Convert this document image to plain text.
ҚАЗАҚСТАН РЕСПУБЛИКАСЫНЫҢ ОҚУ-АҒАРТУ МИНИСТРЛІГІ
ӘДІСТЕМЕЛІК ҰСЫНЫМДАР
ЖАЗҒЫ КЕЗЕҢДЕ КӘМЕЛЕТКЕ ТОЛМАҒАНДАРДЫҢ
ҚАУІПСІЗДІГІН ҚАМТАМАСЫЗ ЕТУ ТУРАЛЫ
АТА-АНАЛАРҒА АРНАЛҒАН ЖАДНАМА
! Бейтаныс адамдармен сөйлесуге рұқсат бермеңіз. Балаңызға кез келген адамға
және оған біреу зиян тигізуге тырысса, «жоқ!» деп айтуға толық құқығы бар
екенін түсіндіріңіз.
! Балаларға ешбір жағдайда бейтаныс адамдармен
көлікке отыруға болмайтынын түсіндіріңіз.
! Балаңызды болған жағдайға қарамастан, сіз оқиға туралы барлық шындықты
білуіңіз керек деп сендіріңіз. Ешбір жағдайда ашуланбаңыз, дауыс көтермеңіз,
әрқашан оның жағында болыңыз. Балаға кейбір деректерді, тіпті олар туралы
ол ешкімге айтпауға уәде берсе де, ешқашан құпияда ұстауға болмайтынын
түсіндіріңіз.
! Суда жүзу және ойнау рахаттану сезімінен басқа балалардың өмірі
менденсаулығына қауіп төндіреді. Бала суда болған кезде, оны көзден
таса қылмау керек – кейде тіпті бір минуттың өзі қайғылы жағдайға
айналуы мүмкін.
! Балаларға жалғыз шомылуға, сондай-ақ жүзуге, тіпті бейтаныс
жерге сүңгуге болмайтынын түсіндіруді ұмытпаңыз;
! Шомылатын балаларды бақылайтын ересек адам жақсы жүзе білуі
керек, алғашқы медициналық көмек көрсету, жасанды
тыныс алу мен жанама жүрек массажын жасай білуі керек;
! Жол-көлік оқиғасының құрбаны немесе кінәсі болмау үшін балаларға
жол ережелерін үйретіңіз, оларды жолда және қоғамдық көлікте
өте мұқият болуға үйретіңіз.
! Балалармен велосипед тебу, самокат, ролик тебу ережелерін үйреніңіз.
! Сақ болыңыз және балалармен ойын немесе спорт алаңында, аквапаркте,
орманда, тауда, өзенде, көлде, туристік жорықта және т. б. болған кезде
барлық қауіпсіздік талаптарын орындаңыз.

# # # # # # #

**What is expected**
The string "немесе" may appear in lines of the listing above; tally those lines and give the number only.

**In response**
2